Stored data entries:
※ ※ ※

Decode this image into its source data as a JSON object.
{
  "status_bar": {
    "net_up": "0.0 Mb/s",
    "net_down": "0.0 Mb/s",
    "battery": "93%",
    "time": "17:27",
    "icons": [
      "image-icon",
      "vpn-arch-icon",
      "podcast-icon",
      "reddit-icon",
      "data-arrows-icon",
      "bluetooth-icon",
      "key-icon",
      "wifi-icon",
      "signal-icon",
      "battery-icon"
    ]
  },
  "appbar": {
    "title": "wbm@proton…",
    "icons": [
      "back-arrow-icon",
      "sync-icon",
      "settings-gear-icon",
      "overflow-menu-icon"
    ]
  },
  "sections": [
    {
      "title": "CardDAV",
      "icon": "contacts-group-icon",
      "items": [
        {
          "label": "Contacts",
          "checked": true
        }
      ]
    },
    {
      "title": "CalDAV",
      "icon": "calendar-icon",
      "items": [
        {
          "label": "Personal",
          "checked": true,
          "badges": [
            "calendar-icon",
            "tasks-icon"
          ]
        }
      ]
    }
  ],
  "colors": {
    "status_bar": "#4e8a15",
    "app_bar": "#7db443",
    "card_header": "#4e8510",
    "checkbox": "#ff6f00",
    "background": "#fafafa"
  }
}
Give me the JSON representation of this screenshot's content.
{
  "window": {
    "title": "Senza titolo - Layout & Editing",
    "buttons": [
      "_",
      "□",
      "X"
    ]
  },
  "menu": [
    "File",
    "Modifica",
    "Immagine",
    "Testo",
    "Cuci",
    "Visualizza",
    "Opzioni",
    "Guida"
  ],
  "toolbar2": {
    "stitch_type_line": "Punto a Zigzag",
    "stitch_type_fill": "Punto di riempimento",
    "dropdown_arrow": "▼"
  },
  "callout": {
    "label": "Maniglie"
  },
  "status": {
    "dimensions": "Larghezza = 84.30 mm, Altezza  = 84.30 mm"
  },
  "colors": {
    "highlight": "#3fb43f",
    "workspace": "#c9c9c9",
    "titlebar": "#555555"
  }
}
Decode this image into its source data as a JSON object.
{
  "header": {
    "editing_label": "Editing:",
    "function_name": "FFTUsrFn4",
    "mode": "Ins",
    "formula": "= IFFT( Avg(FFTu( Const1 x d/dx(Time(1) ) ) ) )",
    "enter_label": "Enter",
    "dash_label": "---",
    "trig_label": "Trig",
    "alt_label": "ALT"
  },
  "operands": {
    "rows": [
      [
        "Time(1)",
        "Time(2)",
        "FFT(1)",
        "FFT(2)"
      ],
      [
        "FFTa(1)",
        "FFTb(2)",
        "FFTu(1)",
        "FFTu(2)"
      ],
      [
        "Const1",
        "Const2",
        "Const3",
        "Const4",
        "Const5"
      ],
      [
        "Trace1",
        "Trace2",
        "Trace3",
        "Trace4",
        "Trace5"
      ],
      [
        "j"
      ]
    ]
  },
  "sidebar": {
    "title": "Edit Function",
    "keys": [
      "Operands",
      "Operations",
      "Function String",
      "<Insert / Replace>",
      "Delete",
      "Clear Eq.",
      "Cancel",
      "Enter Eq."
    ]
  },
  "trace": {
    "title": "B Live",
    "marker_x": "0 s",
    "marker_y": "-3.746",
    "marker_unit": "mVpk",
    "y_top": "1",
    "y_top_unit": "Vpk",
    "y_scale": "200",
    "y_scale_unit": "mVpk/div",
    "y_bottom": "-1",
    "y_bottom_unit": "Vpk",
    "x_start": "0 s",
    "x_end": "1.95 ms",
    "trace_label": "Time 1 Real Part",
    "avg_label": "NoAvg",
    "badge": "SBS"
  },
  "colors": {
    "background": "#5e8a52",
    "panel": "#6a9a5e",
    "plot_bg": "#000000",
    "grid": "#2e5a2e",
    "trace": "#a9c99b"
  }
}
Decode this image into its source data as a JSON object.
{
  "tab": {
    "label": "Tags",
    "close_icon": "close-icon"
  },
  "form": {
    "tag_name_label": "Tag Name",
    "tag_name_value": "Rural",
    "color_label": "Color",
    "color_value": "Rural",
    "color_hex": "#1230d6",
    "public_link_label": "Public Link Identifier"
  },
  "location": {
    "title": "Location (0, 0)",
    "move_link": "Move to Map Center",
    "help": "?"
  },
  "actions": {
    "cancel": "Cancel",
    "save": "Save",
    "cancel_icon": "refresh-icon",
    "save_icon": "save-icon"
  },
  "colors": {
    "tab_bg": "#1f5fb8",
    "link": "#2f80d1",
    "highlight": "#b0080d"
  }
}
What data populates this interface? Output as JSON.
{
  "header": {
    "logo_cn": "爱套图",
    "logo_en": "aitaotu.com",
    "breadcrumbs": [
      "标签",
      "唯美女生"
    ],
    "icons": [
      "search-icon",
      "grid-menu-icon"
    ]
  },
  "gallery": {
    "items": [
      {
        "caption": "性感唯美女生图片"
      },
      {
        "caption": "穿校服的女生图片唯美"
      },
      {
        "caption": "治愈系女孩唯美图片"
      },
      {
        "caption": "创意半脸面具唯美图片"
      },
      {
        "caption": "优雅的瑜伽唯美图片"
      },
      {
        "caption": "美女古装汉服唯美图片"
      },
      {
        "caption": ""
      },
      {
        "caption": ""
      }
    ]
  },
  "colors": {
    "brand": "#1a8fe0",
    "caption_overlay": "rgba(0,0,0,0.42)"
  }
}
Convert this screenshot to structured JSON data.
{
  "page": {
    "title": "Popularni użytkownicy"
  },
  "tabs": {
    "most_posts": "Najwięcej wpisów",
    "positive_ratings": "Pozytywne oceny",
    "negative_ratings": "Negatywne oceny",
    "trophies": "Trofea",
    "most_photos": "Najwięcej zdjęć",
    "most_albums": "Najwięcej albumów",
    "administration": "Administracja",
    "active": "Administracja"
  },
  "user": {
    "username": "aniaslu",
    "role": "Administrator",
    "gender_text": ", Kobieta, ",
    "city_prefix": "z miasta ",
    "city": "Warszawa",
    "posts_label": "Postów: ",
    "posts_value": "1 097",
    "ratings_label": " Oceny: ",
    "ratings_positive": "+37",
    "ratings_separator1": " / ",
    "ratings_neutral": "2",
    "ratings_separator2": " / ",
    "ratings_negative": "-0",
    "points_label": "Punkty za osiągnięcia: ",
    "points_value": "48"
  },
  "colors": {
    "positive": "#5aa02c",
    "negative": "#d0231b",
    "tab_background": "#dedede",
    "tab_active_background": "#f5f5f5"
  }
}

※ ※ ※

• YOUR GOAL: Transcribe all entries exactly as they are given.

• TASK ANSWER:
Decode this image into its source data as a JSON object.
{
  "status_bar": {
    "net_up": "0.0 Mb/s",
    "net_down": "0.0 Mb/s",
    "battery": "93%",
    "time": "17:27",
    "icons": [
      "image-icon",
      "vpn-arch-icon",
      "podcast-icon",
      "reddit-icon",
      "data-arrows-icon",
      "bluetooth-icon",
      "key-icon",
      "wifi-icon",
      "signal-icon",
      "battery-icon"
    ]
  },
  "appbar": {
    "title": "wbm@proton…",
    "icons": [
      "back-arrow-icon",
      "sync-icon",
      "settings-gear-icon",
      "overflow-menu-icon"
    ]
  },
  "sections": [
    {
      "title": "CardDAV",
      "icon": "contacts-group-icon",
      "items": [
        {
          "label": "Contacts",
          "checked": true
        }
      ]
    },
    {
      "title": "CalDAV",
      "icon": "calendar-icon",
      "items": [
        {
          "label": "Personal",
          "checked": true,
          "badges": [
            "calendar-icon",
            "tasks-icon"
          ]
        }
      ]
    }
  ],
  "colors": {
    "status_bar": "#4e8a15",
    "app_bar": "#7db443",
    "card_header": "#4e8510",
    "checkbox": "#ff6f00",
    "background": "#fafafa"
  }
}
Give me the JSON representation of this screenshot's content.
{
  "window": {
    "title": "Senza titolo - Layout & Editing",
    "buttons": [
      "_",
      "□",
      "X"
    ]
  },
  "menu": [
    "File",
    "Modifica",
    "Immagine",
    "Testo",
    "Cuci",
    "Visualizza",
    "Opzioni",
    "Guida"
  ],
  "toolbar2": {
    "stitch_type_line": "Punto a Zigzag",
    "stitch_type_fill": "Punto di riempimento",
    "dropdown_arrow": "▼"
  },
  "callout": {
    "label": "Maniglie"
  },
  "status": {
    "dimensions": "Larghezza = 84.30 mm, Altezza  = 84.30 mm"
  },
  "colors": {
    "highlight": "#3fb43f",
    "workspace": "#c9c9c9",
    "titlebar": "#555555"
  }
}
Decode this image into its source data as a JSON object.
{
  "header": {
    "editing_label": "Editing:",
    "function_name": "FFTUsrFn4",
    "mode": "Ins",
    "formula": "= IFFT( Avg(FFTu( Const1 x d/dx(Time(1) ) ) ) )",
    "enter_label": "Enter",
    "dash_label": "---",
    "trig_label": "Trig",
    "alt_label": "ALT"
  },
  "operands": {
    "rows": [
      [
        "Time(1)",
        "Time(2)",
        "FFT(1)",
        "FFT(2)"
      ],
      [
        "FFTa(1)",
        "FFTb(2)",
        "FFTu(1)",
        "FFTu(2)"
      ],
      [
        "Const1",
        "Const2",
        "Const3",
        "Const4",
        "Const5"
      ],
      [
        "Trace1",
        "Trace2",
        "Trace3",
        "Trace4",
        "Trace5"
      ],
      [
        "j"
      ]
    ]
  },
  "sidebar": {
    "title": "Edit Function",
    "keys": [
      "Operands",
      "Operations",
      "Function String",
      "<Insert / Replace>",
      "Delete",
      "Clear Eq.",
      "Cancel",
      "Enter Eq."
    ]
  },
  "trace": {
    "title": "B Live",
    "marker_x": "0 s",
    "marker_y": "-3.746",
    "marker_unit": "mVpk",
    "y_top": "1",
    "y_top_unit": "Vpk",
    "y_scale": "200",
    "y_scale_unit": "mVpk/div",
    "y_bottom": "-1",
    "y_bottom_unit": "Vpk",
    "x_start": "0 s",
    "x_end": "1.95 ms",
    "trace_label": "Time 1 Real Part",
    "avg_label": "NoAvg",
    "badge": "SBS"
  },
  "colors": {
    "background": "#5e8a52",
    "panel": "#6a9a5e",
    "plot_bg": "#000000",
    "grid": "#2e5a2e",
    "trace": "#a9c99b"
  }
}
Decode this image into its source data as a JSON object.
{
  "tab": {
    "label": "Tags",
    "close_icon": "close-icon"
  },
  "form": {
    "tag_name_label": "Tag Name",
    "tag_name_value": "Rural",
    "color_label": "Color",
    "color_value": "Rural",
    "color_hex": "#1230d6",
    "public_link_label": "Public Link Identifier"
  },
  "location": {
    "title": "Location (0, 0)",
    "move_link": "Move to Map Center",
    "help": "?"
  },
  "actions": {
    "cancel": "Cancel",
    "save": "Save",
    "cancel_icon": "refresh-icon",
    "save_icon": "save-icon"
  },
  "colors": {
    "tab_bg": "#1f5fb8",
    "link": "#2f80d1",
    "highlight": "#b0080d"
  }
}
What data populates this interface? Output as JSON.
{
  "header": {
    "logo_cn": "爱套图",
    "logo_en": "aitaotu.com",
    "breadcrumbs": [
      "标签",
      "唯美女生"
    ],
    "icons": [
      "search-icon",
      "grid-menu-icon"
    ]
  },
  "gallery": {
    "items": [
      {
        "caption": "性感唯美女生图片"
      },
      {
        "caption": "穿校服的女生图片唯美"
      },
      {
        "caption": "治愈系女孩唯美图片"
      },
      {
        "caption": "创意半脸面具唯美图片"
      },
      {
        "caption": "优雅的瑜伽唯美图片"
      },
      {
        "caption": "美女古装汉服唯美图片"
      },
      {
        "caption": ""
      },
      {
        "caption": ""
      }
    ]
  },
  "colors": {
    "brand": "#1a8fe0",
    "caption_overlay": "rgba(0,0,0,0.42)"
  }
}
Convert this screenshot to structured JSON data.
{
  "page": {
    "title": "Popularni użytkownicy"
  },
  "tabs": {
    "most_posts": "Najwięcej wpisów",
    "positive_ratings": "Pozytywne oceny",
    "negative_ratings": "Negatywne oceny",
    "trophies": "Trofea",
    "most_photos": "Najwięcej zdjęć",
    "most_albums": "Najwięcej albumów",
    "administration": "Administracja",
    "active": "Administracja"
  },
  "user": {
    "username": "aniaslu",
    "role": "Administrator",
    "gender_text": ", Kobieta, ",
    "city_prefix": "z miasta ",
    "city": "Warszawa",
    "posts_label": "Postów: ",
    "posts_value": "1 097",
    "ratings_label": " Oceny: ",
    "ratings_positive": "+37",
    "ratings_separator1": " / ",
    "ratings_neutral": "2",
    "ratings_separator2": " / ",
    "ratings_negative": "-0",
    "points_label": "Punkty za osiągnięcia: ",
    "points_value": "48"
  },
  "colors": {
    "positive": "#5aa02c",
    "negative": "#d0231b",
    "tab_background": "#dedede",
    "tab_active_background": "#f5f5f5"
  }
}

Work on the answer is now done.